What to produce – Look through the lines below and extract any with the word "BITFINEX".
────────────────
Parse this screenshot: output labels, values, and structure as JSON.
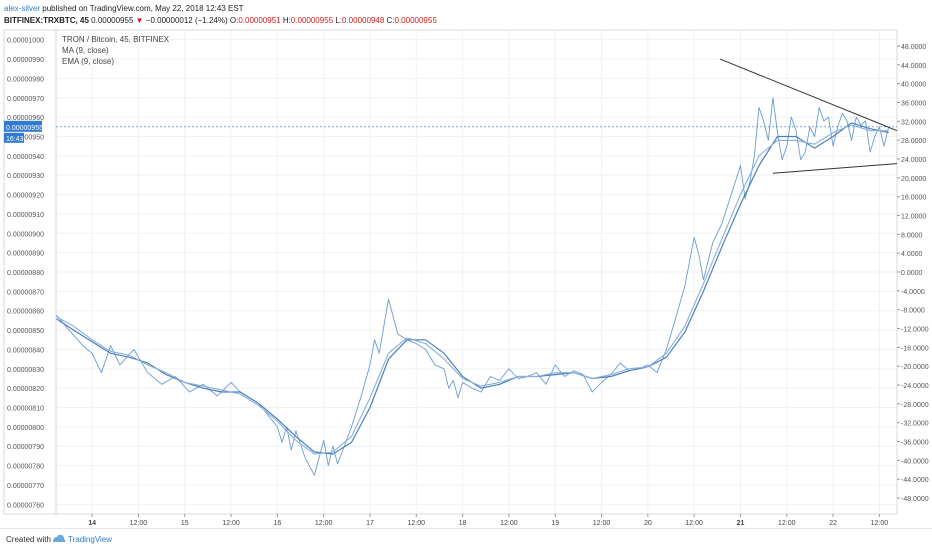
{
  "header": {
    "author": "alex-silver",
    "published_text": "published on TradingView.com, May 22, 2018 12:43 EST",
    "symbol": "BITFINEX:TRXBTC, 45",
    "last": "0.00000955",
    "change_arrow": "▼",
    "change": "−0.00000012 (−1.24%)",
    "o_label": "O:",
    "o_value": "0.00000951",
    "h_label": "H:",
    "h_value": "0.00000955",
    "l_label": "L:",
    "l_value": "0.00000948",
    "c_label": "C:",
    "c_value": "0.00000955"
  },
  "legend": {
    "title": "TRON / Bitcoin, 45, BITFINEX",
    "ma": "MA (9, close)",
    "ema": "EMA (9, close)"
  },
  "price_tag": {
    "value": "0.00000955",
    "time": "16:43"
  },
  "footer": {
    "created_with": "Created with",
    "brand": "TradingView"
  },
  "colors": {
    "price": "#6b9bd1",
    "ma": "#4c7fb8",
    "ema": "#87b0dc",
    "trendline": "#333333",
    "tag": "#2e7bcf",
    "grid": "#eef1f6"
  },
  "chart_data": {
    "type": "line",
    "left_axis": {
      "ylim": [
        7.55e-06,
        1.005e-05
      ],
      "ticks": [
        "0.00001000",
        "0.00000990",
        "0.00000980",
        "0.00000970",
        "0.00000960",
        "0.00000950",
        "0.00000940",
        "0.00000930",
        "0.00000920",
        "0.00000910",
        "0.00000900",
        "0.00000890",
        "0.00000880",
        "0.00000870",
        "0.00000860",
        "0.00000850",
        "0.00000840",
        "0.00000830",
        "0.00000820",
        "0.00000810",
        "0.00000800",
        "0.00000790",
        "0.00000780",
        "0.00000770",
        "0.00000760"
      ]
    },
    "right_axis": {
      "ylim": [
        -51.4,
        51.4
      ],
      "ticks": [
        "48.0000",
        "44.0000",
        "40.0000",
        "36.0000",
        "32.0000",
        "28.0000",
        "24.0000",
        "20.0000",
        "16.0000",
        "12.0000",
        "8.0000",
        "4.0000",
        "0.0000",
        "-4.0000",
        "-8.0000",
        "-12.0000",
        "-16.0000",
        "-20.0000",
        "-24.0000",
        "-28.0000",
        "-32.0000",
        "-36.0000",
        "-40.0000",
        "-44.0000",
        "-48.0000"
      ]
    },
    "xlim": [
      13.61,
      22.69
    ],
    "x_ticks": [
      {
        "x": 14,
        "label": "14",
        "bold": true
      },
      {
        "x": 14.5,
        "label": "12:00",
        "bold": false
      },
      {
        "x": 15,
        "label": "15",
        "bold": false
      },
      {
        "x": 15.5,
        "label": "12:00",
        "bold": false
      },
      {
        "x": 16,
        "label": "16",
        "bold": false
      },
      {
        "x": 16.5,
        "label": "12:00",
        "bold": false
      },
      {
        "x": 17,
        "label": "17",
        "bold": false
      },
      {
        "x": 17.5,
        "label": "12:00",
        "bold": false
      },
      {
        "x": 18,
        "label": "18",
        "bold": false
      },
      {
        "x": 18.5,
        "label": "12:00",
        "bold": false
      },
      {
        "x": 19,
        "label": "19",
        "bold": false
      },
      {
        "x": 19.5,
        "label": "12:00",
        "bold": false
      },
      {
        "x": 20,
        "label": "20",
        "bold": false
      },
      {
        "x": 20.5,
        "label": "12:00",
        "bold": false
      },
      {
        "x": 21,
        "label": "21",
        "bold": true
      },
      {
        "x": 21.5,
        "label": "12:00",
        "bold": false
      },
      {
        "x": 22,
        "label": "22",
        "bold": false
      },
      {
        "x": 22.5,
        "label": "12:00",
        "bold": false
      }
    ],
    "current_price": 9.55e-06,
    "series": [
      {
        "name": "TRXBTC",
        "x": [
          13.61,
          13.75,
          13.9,
          14.0,
          14.1,
          14.2,
          14.3,
          14.45,
          14.6,
          14.75,
          14.9,
          15.05,
          15.2,
          15.35,
          15.5,
          15.6,
          15.7,
          15.8,
          15.9,
          16.0,
          16.05,
          16.1,
          16.15,
          16.2,
          16.3,
          16.4,
          16.5,
          16.55,
          16.6,
          16.65,
          16.7,
          16.8,
          16.9,
          17.0,
          17.05,
          17.1,
          17.2,
          17.3,
          17.4,
          17.5,
          17.6,
          17.7,
          17.8,
          17.85,
          17.9,
          17.95,
          18.0,
          18.1,
          18.2,
          18.3,
          18.4,
          18.5,
          18.6,
          18.7,
          18.8,
          18.9,
          19.0,
          19.1,
          19.2,
          19.3,
          19.4,
          19.5,
          19.6,
          19.7,
          19.8,
          19.9,
          20.0,
          20.1,
          20.2,
          20.3,
          20.4,
          20.5,
          20.55,
          20.6,
          20.7,
          20.8,
          20.9,
          21.0,
          21.05,
          21.1,
          21.15,
          21.2,
          21.25,
          21.3,
          21.35,
          21.4,
          21.45,
          21.5,
          21.55,
          21.6,
          21.65,
          21.7,
          21.75,
          21.8,
          21.85,
          21.9,
          21.95,
          22.0,
          22.05,
          22.1,
          22.15,
          22.2,
          22.25,
          22.3,
          22.35,
          22.4,
          22.45,
          22.5,
          22.55,
          22.6
        ],
        "y": [
          8.58e-06,
          8.5e-06,
          8.42e-06,
          8.38e-06,
          8.28e-06,
          8.42e-06,
          8.32e-06,
          8.4e-06,
          8.28e-06,
          8.22e-06,
          8.26e-06,
          8.18e-06,
          8.22e-06,
          8.16e-06,
          8.23e-06,
          8.18e-06,
          8.15e-06,
          8.12e-06,
          8.06e-06,
          8e-06,
          7.92e-06,
          8e-06,
          7.88e-06,
          7.98e-06,
          7.84e-06,
          7.75e-06,
          7.93e-06,
          7.8e-06,
          7.9e-06,
          7.81e-06,
          7.87e-06,
          8e-06,
          8.15e-06,
          8.32e-06,
          8.45e-06,
          8.38e-06,
          8.66e-06,
          8.48e-06,
          8.45e-06,
          8.43e-06,
          8.4e-06,
          8.32e-06,
          8.3e-06,
          8.2e-06,
          8.24e-06,
          8.15e-06,
          8.23e-06,
          8.2e-06,
          8.18e-06,
          8.26e-06,
          8.24e-06,
          8.3e-06,
          8.25e-06,
          8.26e-06,
          8.28e-06,
          8.22e-06,
          8.32e-06,
          8.26e-06,
          8.29e-06,
          8.27e-06,
          8.18e-06,
          8.23e-06,
          8.27e-06,
          8.33e-06,
          8.29e-06,
          8.3e-06,
          8.32e-06,
          8.28e-06,
          8.4e-06,
          8.56e-06,
          8.73e-06,
          8.98e-06,
          8.89e-06,
          8.76e-06,
          8.95e-06,
          9.05e-06,
          9.2e-06,
          9.35e-06,
          9.18e-06,
          9.26e-06,
          9.4e-06,
          9.65e-06,
          9.58e-06,
          9.48e-06,
          9.7e-06,
          9.52e-06,
          9.38e-06,
          9.45e-06,
          9.6e-06,
          9.53e-06,
          9.38e-06,
          9.42e-06,
          9.55e-06,
          9.5e-06,
          9.65e-06,
          9.58e-06,
          9.6e-06,
          9.45e-06,
          9.55e-06,
          9.62e-06,
          9.58e-06,
          9.48e-06,
          9.6e-06,
          9.56e-06,
          9.58e-06,
          9.42e-06,
          9.5e-06,
          9.55e-06,
          9.45e-06,
          9.55e-06
        ]
      },
      {
        "name": "MA (9, close)",
        "x": [
          13.61,
          13.8,
          14.0,
          14.2,
          14.4,
          14.6,
          14.8,
          15.0,
          15.2,
          15.4,
          15.6,
          15.8,
          16.0,
          16.2,
          16.4,
          16.6,
          16.8,
          17.0,
          17.2,
          17.4,
          17.6,
          17.8,
          18.0,
          18.2,
          18.4,
          18.6,
          18.8,
          19.0,
          19.2,
          19.4,
          19.6,
          19.8,
          20.0,
          20.2,
          20.4,
          20.6,
          20.8,
          21.0,
          21.2,
          21.4,
          21.6,
          21.8,
          22.0,
          22.2,
          22.4,
          22.6
        ],
        "y": [
          8.56e-06,
          8.5e-06,
          8.44e-06,
          8.38e-06,
          8.36e-06,
          8.33e-06,
          8.27e-06,
          8.23e-06,
          8.2e-06,
          8.18e-06,
          8.18e-06,
          8.12e-06,
          8.04e-06,
          7.95e-06,
          7.87e-06,
          7.86e-06,
          7.92e-06,
          8.1e-06,
          8.35e-06,
          8.45e-06,
          8.45e-06,
          8.38e-06,
          8.26e-06,
          8.2e-06,
          8.22e-06,
          8.26e-06,
          8.26e-06,
          8.27e-06,
          8.28e-06,
          8.25e-06,
          8.26e-06,
          8.29e-06,
          8.31e-06,
          8.36e-06,
          8.49e-06,
          8.7e-06,
          8.93e-06,
          9.15e-06,
          9.35e-06,
          9.5e-06,
          9.5e-06,
          9.44e-06,
          9.5e-06,
          9.57e-06,
          9.54e-06,
          9.52e-06
        ]
      },
      {
        "name": "EMA (9, close)",
        "x": [
          13.61,
          13.8,
          14.0,
          14.2,
          14.4,
          14.6,
          14.8,
          15.0,
          15.2,
          15.4,
          15.6,
          15.8,
          16.0,
          16.2,
          16.4,
          16.6,
          16.8,
          17.0,
          17.2,
          17.4,
          17.6,
          17.8,
          18.0,
          18.2,
          18.4,
          18.6,
          18.8,
          19.0,
          19.2,
          19.4,
          19.6,
          19.8,
          20.0,
          20.2,
          20.4,
          20.6,
          20.8,
          21.0,
          21.2,
          21.4,
          21.6,
          21.8,
          22.0,
          22.2,
          22.4,
          22.6
        ],
        "y": [
          8.57e-06,
          8.52e-06,
          8.45e-06,
          8.39e-06,
          8.37e-06,
          8.32e-06,
          8.28e-06,
          8.23e-06,
          8.21e-06,
          8.19e-06,
          8.17e-06,
          8.11e-06,
          8.03e-06,
          7.93e-06,
          7.86e-06,
          7.87e-06,
          7.95e-06,
          8.15e-06,
          8.38e-06,
          8.46e-06,
          8.43e-06,
          8.35e-06,
          8.25e-06,
          8.21e-06,
          8.23e-06,
          8.26e-06,
          8.26e-06,
          8.28e-06,
          8.28e-06,
          8.25e-06,
          8.27e-06,
          8.3e-06,
          8.31e-06,
          8.38e-06,
          8.52e-06,
          8.74e-06,
          8.97e-06,
          9.2e-06,
          9.4e-06,
          9.48e-06,
          9.48e-06,
          9.46e-06,
          9.52e-06,
          9.56e-06,
          9.53e-06,
          9.53e-06
        ]
      }
    ],
    "trendlines": [
      {
        "x1": 20.78,
        "y1": 9.9e-06,
        "x2": 22.69,
        "y2": 9.53e-06
      },
      {
        "x1": 21.35,
        "y1": 9.31e-06,
        "x2": 22.69,
        "y2": 9.36e-06
      }
    ],
    "grid": true
  }
}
────────────────
Exercise answer –
    "symbol": "BITFINEX:TRXBTC, 45",
    "title": "TRON / Bitcoin, 45, BITFINEX",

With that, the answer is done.